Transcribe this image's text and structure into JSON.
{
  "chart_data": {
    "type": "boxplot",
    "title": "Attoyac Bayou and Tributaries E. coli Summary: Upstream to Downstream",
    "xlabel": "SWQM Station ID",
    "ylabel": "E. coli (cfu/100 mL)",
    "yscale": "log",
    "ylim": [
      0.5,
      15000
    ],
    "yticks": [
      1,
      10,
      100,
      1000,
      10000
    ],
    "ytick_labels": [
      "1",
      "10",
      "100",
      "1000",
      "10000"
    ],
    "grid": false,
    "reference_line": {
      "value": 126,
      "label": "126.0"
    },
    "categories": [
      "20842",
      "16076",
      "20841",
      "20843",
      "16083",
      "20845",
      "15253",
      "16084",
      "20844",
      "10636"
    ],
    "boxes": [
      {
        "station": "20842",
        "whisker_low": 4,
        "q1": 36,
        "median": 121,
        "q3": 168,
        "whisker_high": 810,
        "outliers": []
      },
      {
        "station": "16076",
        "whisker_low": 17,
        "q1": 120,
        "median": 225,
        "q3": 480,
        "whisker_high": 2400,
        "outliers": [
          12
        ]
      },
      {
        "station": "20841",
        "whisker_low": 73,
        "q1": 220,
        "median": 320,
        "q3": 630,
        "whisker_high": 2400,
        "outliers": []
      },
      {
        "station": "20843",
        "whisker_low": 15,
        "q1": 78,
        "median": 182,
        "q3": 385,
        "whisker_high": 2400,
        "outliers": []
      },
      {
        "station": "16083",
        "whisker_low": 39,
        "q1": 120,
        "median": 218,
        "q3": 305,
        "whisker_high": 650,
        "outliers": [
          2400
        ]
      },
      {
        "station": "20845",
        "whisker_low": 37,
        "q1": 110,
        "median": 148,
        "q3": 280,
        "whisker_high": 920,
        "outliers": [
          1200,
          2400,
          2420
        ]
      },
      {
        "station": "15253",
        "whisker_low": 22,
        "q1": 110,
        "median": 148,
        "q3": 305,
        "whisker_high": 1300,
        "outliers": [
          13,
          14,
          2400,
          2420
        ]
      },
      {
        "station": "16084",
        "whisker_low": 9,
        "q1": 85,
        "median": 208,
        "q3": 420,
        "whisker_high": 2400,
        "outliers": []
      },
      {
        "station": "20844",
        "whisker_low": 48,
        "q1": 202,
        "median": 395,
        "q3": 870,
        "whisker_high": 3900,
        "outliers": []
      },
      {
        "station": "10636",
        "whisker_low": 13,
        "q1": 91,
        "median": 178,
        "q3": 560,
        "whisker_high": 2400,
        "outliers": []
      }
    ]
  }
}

*What is being asked*: Print every entry exactly as written.

*Response to this exercise*:
Transcribe this image's text and structure into JSON.
{
  "chart_data": {
    "type": "boxplot",
    "title": "Attoyac Bayou and Tributaries E. coli Summary: Upstream to Downstream",
    "xlabel": "SWQM Station ID",
    "ylabel": "E. coli (cfu/100 mL)",
    "yscale": "log",
    "ylim": [
      0.5,
      15000
    ],
    "yticks": [
      1,
      10,
      100,
      1000,
      10000
    ],
    "ytick_labels": [
      "1",
      "10",
      "100",
      "1000",
      "10000"
    ],
    "grid": false,
    "reference_line": {
      "value": 126,
      "label": "126.0"
    },
    "categories": [
      "20842",
      "16076",
      "20841",
      "20843",
      "16083",
      "20845",
      "15253",
      "16084",
      "20844",
      "10636"
    ],
    "boxes": [
      {
        "station": "20842",
        "whisker_low": 4,
        "q1": 36,
        "median": 121,
        "q3": 168,
        "whisker_high": 810,
        "outliers": []
      },
      {
        "station": "16076",
        "whisker_low": 17,
        "q1": 120,
        "median": 225,
        "q3": 480,
        "whisker_high": 2400,
        "outliers": [
          12
        ]
      },
      {
        "station": "20841",
        "whisker_low": 73,
        "q1": 220,
        "median": 320,
        "q3": 630,
        "whisker_high": 2400,
        "outliers": []
      },
      {
        "station": "20843",
        "whisker_low": 15,
        "q1": 78,
        "median": 182,
        "q3": 385,
        "whisker_high": 2400,
        "outliers": []
      },
      {
        "station": "16083",
        "whisker_low": 39,
        "q1": 120,
        "median": 218,
        "q3": 305,
        "whisker_high": 650,
        "outliers": [
          2400
        ]
      },
      {
        "station": "20845",
        "whisker_low": 37,
        "q1": 110,
        "median": 148,
        "q3": 280,
        "whisker_high": 920,
        "outliers": [
          1200,
          2400,
          2420
        ]
      },
      {
        "station": "15253",
        "whisker_low": 22,
        "q1": 110,
        "median": 148,
        "q3": 305,
        "whisker_high": 1300,
        "outliers": [
          13,
          14,
          2400,
          2420
        ]
      },
      {
        "station": "16084",
        "whisker_low": 9,
        "q1": 85,
        "median": 208,
        "q3": 420,
        "whisker_high": 2400,
        "outliers": []
      },
      {
        "station": "20844",
        "whisker_low": 48,
        "q1": 202,
        "median": 395,
        "q3": 870,
        "whisker_high": 3900,
        "outliers": []
      },
      {
        "station": "10636",
        "whisker_low": 13,
        "q1": 91,
        "median": 178,
        "q3": 560,
        "whisker_high": 2400,
        "outliers": []
      }
    ]
  }
}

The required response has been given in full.